• **Items from a dataset**

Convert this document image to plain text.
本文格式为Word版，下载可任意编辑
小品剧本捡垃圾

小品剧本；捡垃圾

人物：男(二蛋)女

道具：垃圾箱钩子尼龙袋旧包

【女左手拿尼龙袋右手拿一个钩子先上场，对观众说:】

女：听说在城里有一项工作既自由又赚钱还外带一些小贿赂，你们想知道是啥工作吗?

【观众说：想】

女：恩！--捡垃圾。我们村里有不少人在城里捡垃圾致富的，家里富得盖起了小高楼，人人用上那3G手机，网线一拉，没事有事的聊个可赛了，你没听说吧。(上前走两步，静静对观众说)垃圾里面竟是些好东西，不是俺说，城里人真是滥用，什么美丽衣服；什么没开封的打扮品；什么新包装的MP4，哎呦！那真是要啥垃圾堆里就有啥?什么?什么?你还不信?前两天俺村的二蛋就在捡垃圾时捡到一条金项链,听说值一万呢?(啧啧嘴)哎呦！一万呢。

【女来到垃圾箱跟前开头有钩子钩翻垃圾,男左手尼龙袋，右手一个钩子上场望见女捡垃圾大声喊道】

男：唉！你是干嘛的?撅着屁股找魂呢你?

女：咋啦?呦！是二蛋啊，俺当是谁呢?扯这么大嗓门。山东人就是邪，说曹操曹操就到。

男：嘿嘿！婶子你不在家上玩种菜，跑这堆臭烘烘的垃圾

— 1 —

• **Requirement**
From the listing above, extract every line exactly as it stands.

• **Full response**
Convert this document image to plain text.
本文格式为Word版，下载可任意编辑
小品剧本捡垃圾

小品剧本；捡垃圾

人物：男(二蛋)女

道具：垃圾箱钩子尼龙袋旧包

【女左手拿尼龙袋右手拿一个钩子先上场，对观众说:】

女：听说在城里有一项工作既自由又赚钱还外带一些小贿赂，你们想知道是啥工作吗?

【观众说：想】

女：恩！--捡垃圾。我们村里有不少人在城里捡垃圾致富的，家里富得盖起了小高楼，人人用上那3G手机，网线一拉，没事有事的聊个可赛了，你没听说吧。(上前走两步，静静对观众说)垃圾里面竟是些好东西，不是俺说，城里人真是滥用，什么美丽衣服；什么没开封的打扮品；什么新包装的MP4，哎呦！那真是要啥垃圾堆里就有啥?什么?什么?你还不信?前两天俺村的二蛋就在捡垃圾时捡到一条金项链,听说值一万呢?(啧啧嘴)哎呦！一万呢。

【女来到垃圾箱跟前开头有钩子钩翻垃圾,男左手尼龙袋，右手一个钩子上场望见女捡垃圾大声喊道】

男：唉！你是干嘛的?撅着屁股找魂呢你?

女：咋啦?呦！是二蛋啊，俺当是谁呢?扯这么大嗓门。山东人就是邪，说曹操曹操就到。

男：嘿嘿！婶子你不在家上玩种菜，跑这堆臭烘烘的垃圾

— 1 —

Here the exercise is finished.